● **Provided material**
*****

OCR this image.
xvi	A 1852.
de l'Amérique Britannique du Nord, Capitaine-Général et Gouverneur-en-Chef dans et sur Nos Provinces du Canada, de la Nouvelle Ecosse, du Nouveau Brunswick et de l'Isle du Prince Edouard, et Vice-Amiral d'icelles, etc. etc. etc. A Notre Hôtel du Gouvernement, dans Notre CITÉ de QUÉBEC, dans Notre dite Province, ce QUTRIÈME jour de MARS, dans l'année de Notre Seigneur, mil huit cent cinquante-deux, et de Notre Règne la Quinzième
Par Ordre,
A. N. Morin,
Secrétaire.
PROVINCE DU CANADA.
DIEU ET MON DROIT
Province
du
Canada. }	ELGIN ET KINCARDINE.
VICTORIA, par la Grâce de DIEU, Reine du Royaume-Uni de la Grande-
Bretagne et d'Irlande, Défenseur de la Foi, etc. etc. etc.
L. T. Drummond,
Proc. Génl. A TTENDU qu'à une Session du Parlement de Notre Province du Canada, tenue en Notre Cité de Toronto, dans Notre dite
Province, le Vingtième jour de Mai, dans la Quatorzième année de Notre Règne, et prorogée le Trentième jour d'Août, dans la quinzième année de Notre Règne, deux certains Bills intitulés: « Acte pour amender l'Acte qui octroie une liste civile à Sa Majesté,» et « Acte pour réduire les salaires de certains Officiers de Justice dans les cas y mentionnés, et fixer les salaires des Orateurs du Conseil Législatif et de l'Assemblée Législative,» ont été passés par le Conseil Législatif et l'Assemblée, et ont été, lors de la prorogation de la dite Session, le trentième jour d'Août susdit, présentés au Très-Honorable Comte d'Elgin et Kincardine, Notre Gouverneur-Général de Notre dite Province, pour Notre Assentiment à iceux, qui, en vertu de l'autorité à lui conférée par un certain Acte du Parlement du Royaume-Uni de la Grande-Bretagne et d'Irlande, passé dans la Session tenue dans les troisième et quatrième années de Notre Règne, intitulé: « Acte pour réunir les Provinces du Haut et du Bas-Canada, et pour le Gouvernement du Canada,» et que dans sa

*****

● **Directions for this task**
Gather each line from the listing above that holds "Parlement".

● **The completed task**
Proc. Génl. A TTENDU qu'à une Session du Parlement de Notre Province du Canada, tenue en Notre Cité de Toronto, dans Notre dite
Province, le Vingtième jour de Mai, dans la Quatorzième année de Notre Règne, et prorogée le Trentième jour d'Août, dans la quinzième année de Notre Règne, deux certains Bills intitulés: « Acte pour amender l'Acte qui octroie une liste civile à Sa Majesté,» et « Acte pour réduire les salaires de certains Officiers de Justice dans les cas y mentionnés, et fixer les salaires des Orateurs du Conseil Législatif et de l'Assemblée Législative,» ont été passés par le Conseil Législatif et l'Assemblée, et ont été, lors de la prorogation de la dite Session, le trentième jour d'Août susdit, présentés au Très-Honorable Comte d'Elgin et Kincardine, Notre Gouverneur-Général de Notre dite Province, pour Notre Assentiment à iceux, qui, en vertu de l'autorité à lui conférée par un certain Acte du Parlement du Royaume-Uni de la Grande-Bretagne et d'Irlande, passé dans la Session tenue dans les troisième et quatrième années de Notre Règne, intitulé: « Acte pour réunir les Provinces du Haut et du Bas-Canada, et pour le Gouvernement du Canada,» et que dans sa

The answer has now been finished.